**Your goal**
Lift every line from the entries that includes the word "JSON".

**Supplied information**
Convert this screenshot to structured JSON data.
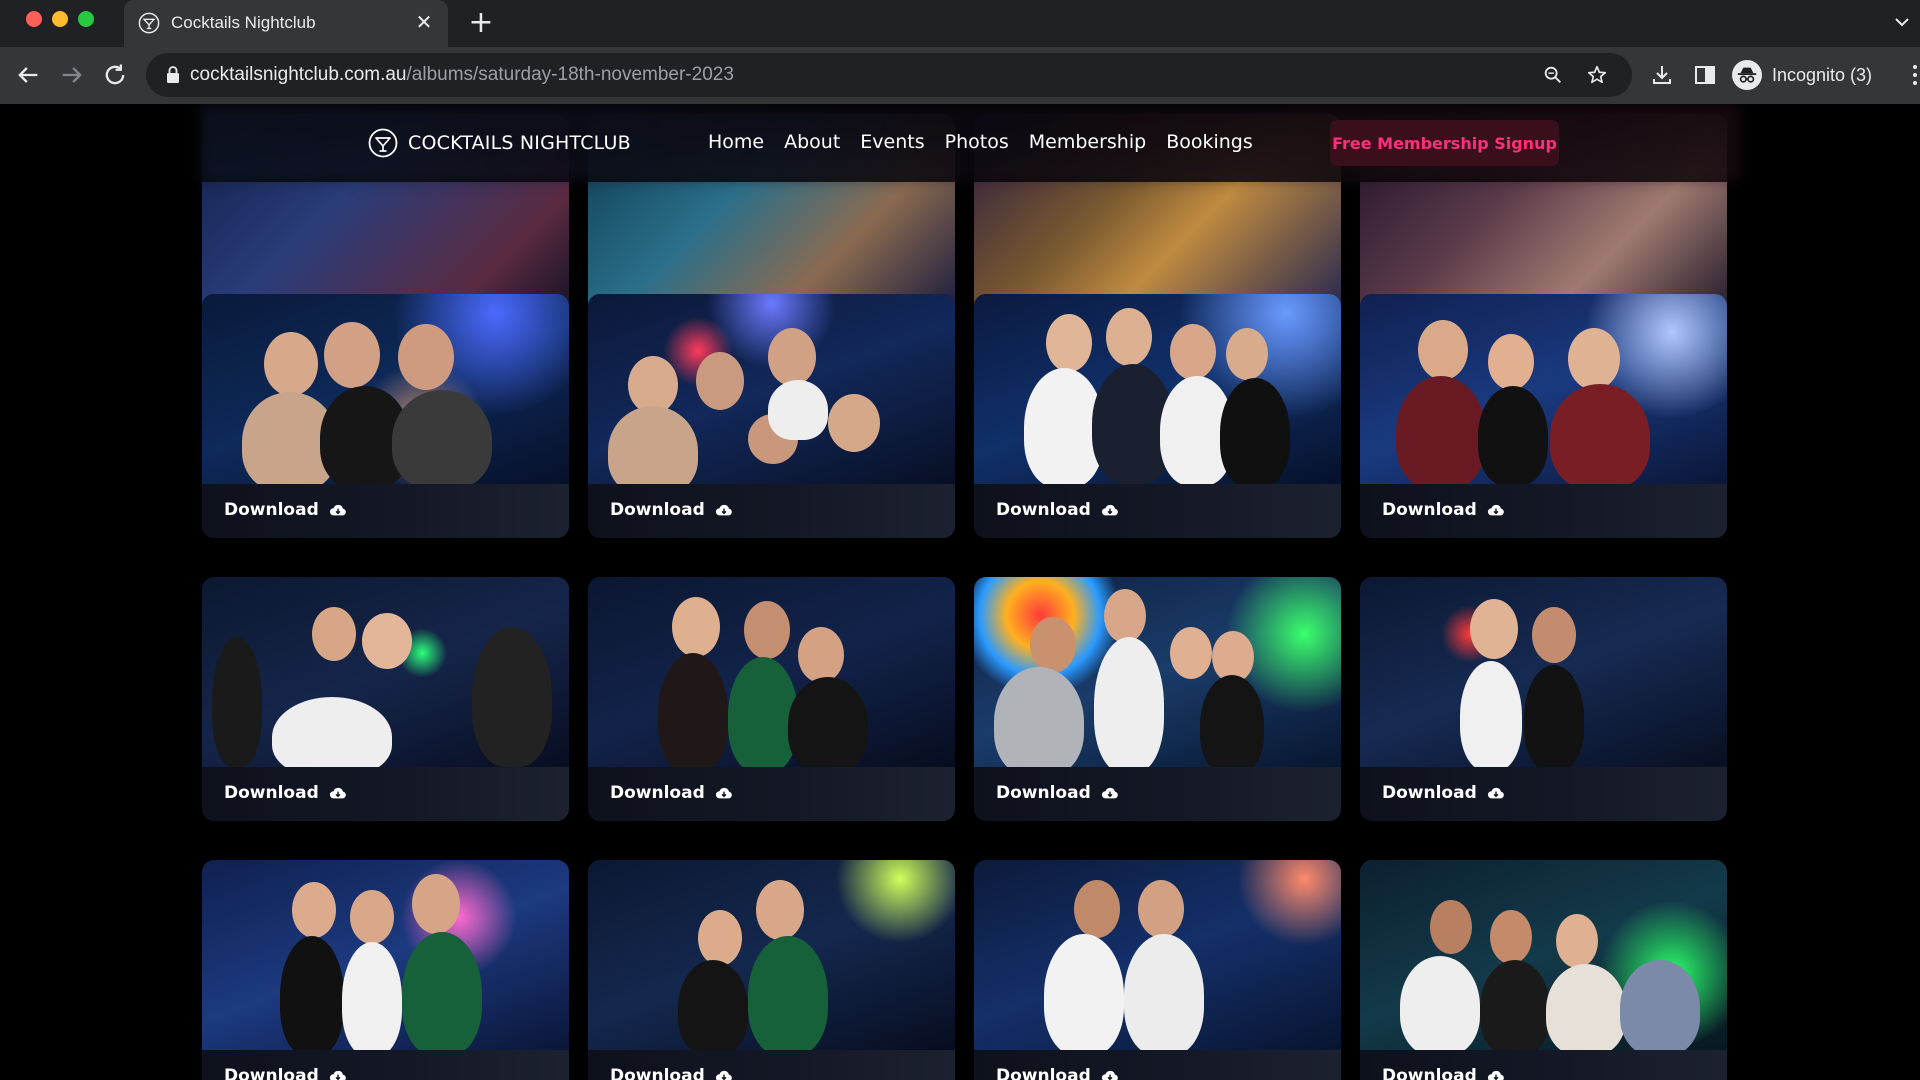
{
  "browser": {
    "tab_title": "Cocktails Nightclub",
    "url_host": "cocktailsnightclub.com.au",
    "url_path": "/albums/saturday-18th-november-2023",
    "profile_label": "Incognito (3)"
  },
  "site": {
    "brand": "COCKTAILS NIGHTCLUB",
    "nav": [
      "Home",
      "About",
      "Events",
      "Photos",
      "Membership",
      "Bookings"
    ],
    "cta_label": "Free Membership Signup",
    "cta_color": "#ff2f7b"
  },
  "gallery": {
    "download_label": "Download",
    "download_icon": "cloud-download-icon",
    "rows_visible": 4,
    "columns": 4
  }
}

* * *

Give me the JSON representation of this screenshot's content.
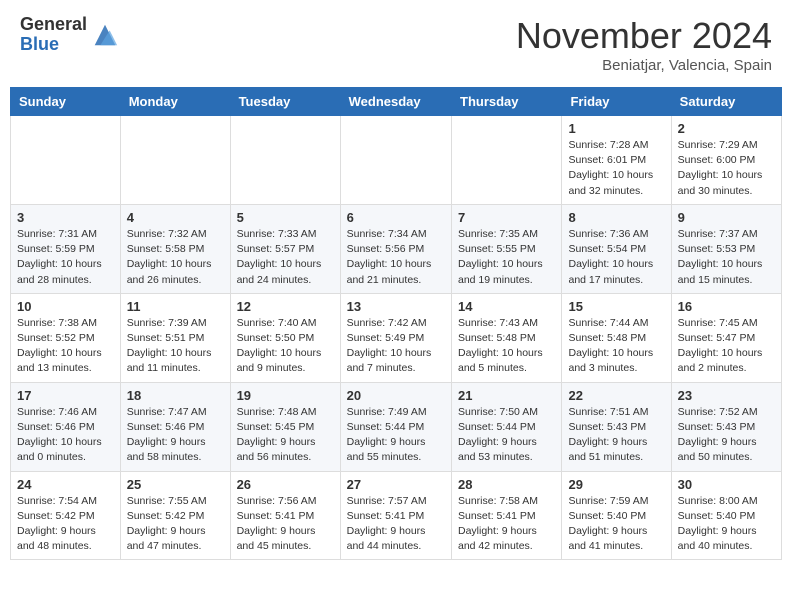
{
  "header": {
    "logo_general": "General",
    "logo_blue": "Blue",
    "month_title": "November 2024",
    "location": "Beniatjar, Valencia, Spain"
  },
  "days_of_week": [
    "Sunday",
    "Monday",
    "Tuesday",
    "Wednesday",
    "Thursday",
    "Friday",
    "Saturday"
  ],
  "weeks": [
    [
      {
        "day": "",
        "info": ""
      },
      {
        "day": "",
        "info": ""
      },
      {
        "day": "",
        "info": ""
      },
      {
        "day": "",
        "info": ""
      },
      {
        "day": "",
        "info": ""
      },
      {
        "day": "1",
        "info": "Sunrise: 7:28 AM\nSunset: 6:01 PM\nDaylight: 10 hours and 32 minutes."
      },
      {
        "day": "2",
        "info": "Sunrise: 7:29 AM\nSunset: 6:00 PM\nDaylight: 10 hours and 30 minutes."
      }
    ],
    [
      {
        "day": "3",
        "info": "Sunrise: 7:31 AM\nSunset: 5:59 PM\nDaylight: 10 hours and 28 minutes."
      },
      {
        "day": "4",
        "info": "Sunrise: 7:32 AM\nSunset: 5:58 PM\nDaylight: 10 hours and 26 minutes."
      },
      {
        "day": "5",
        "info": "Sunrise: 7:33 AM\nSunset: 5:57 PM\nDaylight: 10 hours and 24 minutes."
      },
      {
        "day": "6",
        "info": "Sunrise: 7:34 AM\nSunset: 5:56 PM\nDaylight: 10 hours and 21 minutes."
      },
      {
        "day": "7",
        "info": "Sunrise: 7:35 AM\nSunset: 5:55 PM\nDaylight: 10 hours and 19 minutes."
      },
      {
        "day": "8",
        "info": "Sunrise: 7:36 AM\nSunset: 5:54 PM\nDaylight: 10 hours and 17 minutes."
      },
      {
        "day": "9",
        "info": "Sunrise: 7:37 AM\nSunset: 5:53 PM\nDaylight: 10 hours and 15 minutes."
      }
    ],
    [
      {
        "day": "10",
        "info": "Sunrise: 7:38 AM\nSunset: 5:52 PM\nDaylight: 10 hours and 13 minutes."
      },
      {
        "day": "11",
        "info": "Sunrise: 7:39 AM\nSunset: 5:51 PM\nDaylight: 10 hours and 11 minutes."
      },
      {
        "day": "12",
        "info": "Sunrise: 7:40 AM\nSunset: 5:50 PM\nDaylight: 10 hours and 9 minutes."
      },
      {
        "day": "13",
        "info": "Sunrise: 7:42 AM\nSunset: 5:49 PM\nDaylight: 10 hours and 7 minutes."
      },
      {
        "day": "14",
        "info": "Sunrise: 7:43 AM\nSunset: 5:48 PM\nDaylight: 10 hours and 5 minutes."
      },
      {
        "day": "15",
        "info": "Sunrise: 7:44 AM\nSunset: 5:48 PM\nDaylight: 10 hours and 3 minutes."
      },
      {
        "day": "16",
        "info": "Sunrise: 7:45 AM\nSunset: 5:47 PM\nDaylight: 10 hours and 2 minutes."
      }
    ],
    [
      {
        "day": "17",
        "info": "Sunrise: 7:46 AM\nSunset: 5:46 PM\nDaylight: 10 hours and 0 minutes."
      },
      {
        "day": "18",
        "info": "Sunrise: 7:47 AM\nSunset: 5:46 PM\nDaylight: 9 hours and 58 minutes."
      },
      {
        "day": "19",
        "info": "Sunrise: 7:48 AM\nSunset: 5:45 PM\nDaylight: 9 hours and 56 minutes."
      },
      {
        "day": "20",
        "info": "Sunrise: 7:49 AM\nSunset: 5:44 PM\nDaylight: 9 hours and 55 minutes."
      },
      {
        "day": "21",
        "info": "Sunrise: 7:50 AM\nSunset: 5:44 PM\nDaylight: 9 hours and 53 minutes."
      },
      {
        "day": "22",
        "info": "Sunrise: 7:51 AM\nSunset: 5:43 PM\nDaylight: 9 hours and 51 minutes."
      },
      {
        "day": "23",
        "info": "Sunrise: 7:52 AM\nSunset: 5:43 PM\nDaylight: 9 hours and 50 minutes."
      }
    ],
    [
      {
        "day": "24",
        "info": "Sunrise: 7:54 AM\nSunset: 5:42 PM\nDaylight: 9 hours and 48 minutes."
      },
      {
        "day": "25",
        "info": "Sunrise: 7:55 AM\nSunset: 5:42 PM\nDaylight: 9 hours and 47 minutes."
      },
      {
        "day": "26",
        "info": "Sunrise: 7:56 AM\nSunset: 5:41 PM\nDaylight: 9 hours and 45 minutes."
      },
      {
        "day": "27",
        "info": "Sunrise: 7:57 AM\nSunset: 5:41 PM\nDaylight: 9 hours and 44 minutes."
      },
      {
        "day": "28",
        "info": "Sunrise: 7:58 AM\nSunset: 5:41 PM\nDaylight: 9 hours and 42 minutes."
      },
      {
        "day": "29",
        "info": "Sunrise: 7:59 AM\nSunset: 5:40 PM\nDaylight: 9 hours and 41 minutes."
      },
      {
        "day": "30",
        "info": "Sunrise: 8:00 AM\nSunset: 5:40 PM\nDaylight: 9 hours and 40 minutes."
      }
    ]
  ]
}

**Solution for this exercise**
Convert this screenshot to structured JSON data.
Give me the JSON representation of this screenshot's content.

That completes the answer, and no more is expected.